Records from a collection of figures
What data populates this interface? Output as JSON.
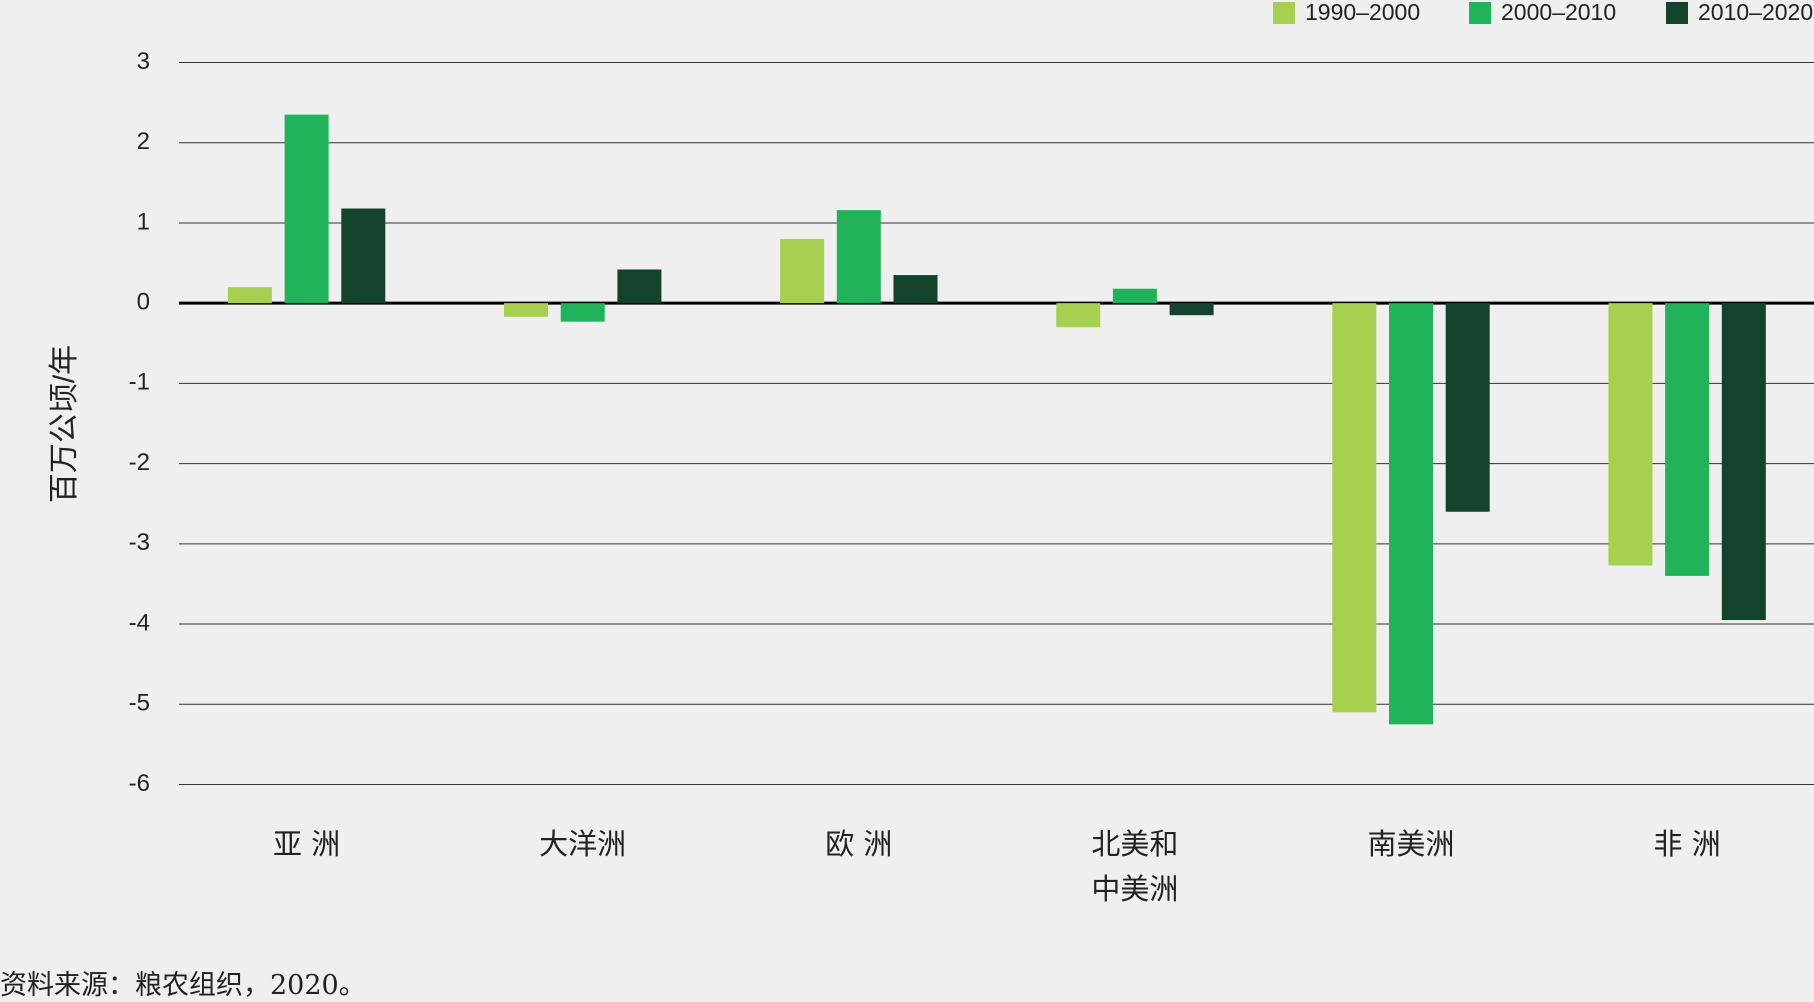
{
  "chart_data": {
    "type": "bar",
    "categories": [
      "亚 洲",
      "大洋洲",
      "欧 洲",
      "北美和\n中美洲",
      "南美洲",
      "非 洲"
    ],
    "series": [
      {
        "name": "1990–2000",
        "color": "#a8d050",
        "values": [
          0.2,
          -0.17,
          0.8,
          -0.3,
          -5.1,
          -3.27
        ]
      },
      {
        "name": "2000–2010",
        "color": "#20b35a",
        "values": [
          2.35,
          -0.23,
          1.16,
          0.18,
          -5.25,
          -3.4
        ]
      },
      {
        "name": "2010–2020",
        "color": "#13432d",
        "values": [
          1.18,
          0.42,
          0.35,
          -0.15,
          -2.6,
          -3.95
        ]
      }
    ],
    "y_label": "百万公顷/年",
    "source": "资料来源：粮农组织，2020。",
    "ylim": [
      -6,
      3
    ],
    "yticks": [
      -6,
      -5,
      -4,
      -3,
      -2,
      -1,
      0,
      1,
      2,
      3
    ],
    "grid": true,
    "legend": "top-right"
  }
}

---

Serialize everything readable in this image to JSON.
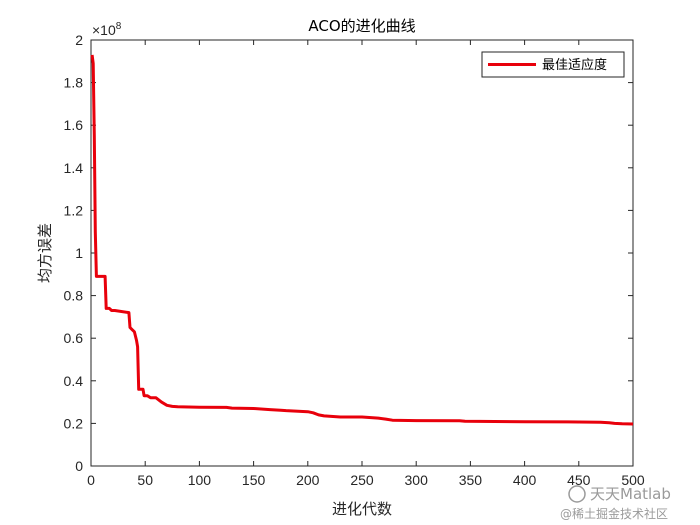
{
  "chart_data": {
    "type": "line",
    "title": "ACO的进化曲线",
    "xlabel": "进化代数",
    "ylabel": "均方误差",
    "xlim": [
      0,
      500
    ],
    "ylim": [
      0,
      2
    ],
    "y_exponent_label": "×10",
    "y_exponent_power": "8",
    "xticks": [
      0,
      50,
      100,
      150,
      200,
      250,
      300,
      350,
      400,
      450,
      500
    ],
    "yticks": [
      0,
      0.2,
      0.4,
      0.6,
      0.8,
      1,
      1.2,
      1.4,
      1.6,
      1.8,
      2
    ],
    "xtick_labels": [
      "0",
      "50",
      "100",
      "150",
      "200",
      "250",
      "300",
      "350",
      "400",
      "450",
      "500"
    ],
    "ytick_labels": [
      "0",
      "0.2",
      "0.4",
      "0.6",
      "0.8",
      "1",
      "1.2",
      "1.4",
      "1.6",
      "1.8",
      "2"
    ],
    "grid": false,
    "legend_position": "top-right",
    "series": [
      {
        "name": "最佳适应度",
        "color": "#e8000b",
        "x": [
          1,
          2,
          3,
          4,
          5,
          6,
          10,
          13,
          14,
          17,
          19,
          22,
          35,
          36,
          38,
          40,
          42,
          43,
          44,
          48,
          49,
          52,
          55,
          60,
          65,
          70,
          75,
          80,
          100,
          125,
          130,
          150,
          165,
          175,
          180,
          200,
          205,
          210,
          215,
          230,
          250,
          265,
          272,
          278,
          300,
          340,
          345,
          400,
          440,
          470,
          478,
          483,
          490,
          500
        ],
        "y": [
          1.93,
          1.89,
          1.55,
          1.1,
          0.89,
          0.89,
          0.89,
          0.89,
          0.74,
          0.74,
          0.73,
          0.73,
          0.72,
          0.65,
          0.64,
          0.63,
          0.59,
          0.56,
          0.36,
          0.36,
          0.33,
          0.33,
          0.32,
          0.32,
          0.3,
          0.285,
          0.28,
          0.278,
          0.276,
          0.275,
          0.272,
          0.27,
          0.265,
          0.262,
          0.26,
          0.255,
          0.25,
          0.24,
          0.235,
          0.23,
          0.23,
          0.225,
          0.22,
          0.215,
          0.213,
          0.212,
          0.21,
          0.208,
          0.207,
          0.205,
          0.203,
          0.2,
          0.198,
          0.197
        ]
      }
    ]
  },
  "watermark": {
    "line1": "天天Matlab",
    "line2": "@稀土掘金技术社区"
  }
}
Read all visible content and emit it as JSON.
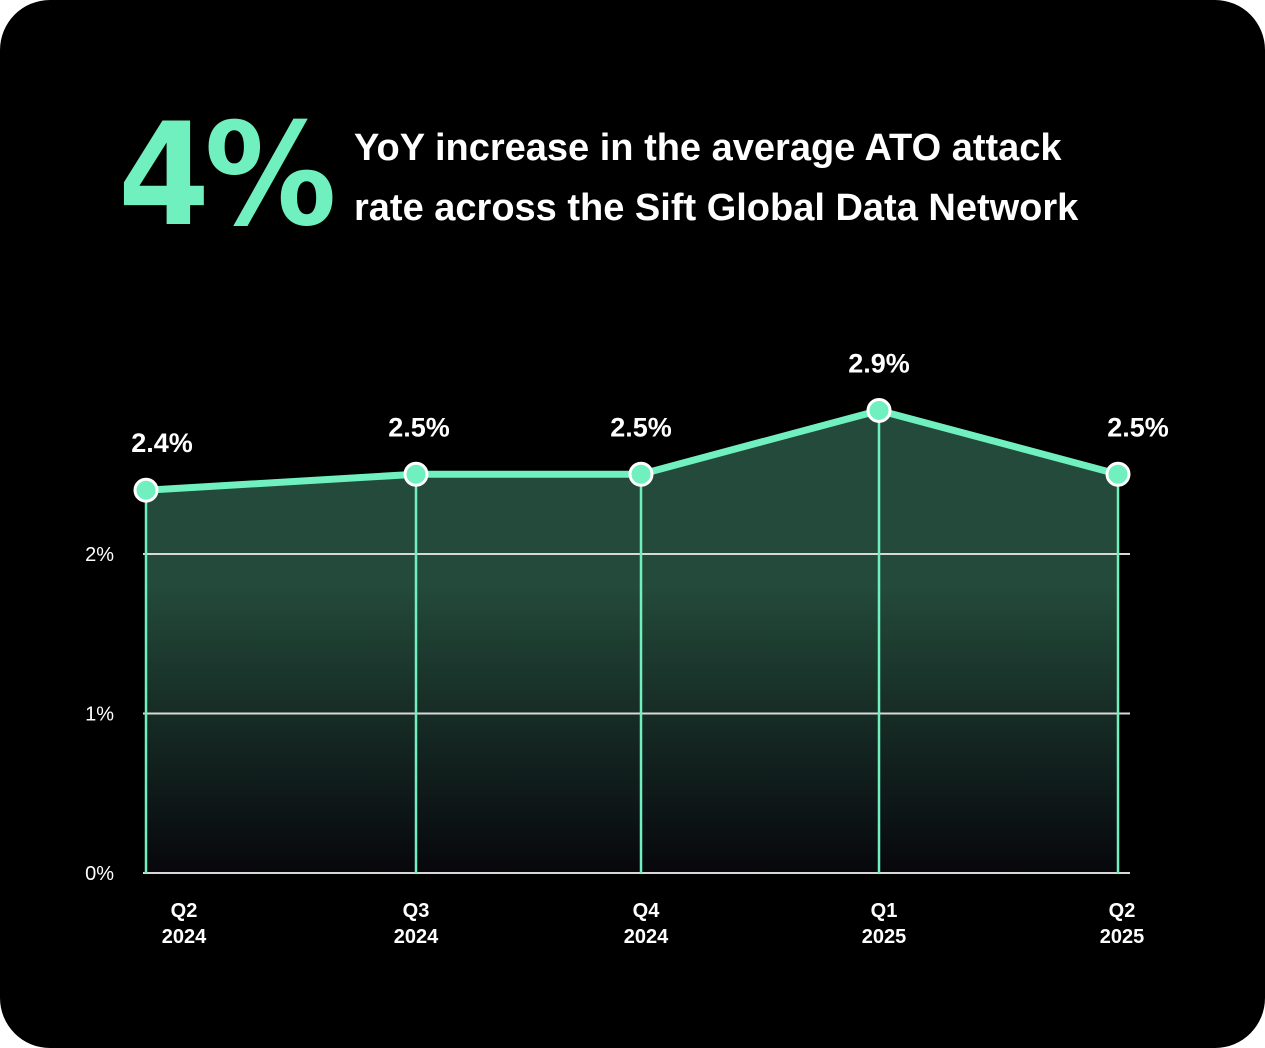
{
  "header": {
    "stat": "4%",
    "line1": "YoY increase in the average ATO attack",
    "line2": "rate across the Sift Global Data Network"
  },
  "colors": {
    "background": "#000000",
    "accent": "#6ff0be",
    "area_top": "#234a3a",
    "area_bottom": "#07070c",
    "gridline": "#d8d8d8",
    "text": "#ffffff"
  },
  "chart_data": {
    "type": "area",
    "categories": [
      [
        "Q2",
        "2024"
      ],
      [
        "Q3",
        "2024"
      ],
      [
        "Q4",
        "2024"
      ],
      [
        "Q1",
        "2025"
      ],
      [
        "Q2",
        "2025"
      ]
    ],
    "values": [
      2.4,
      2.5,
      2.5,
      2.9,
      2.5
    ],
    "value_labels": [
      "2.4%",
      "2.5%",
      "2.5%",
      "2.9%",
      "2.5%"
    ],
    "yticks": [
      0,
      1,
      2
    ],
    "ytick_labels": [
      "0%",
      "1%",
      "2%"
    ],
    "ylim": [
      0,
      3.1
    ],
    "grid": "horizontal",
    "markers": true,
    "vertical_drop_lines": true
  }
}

Objective:
From the data above, copy each line that has the string "right".

Task response:
    "legend": "top-right"
    "legend_position": "top-right",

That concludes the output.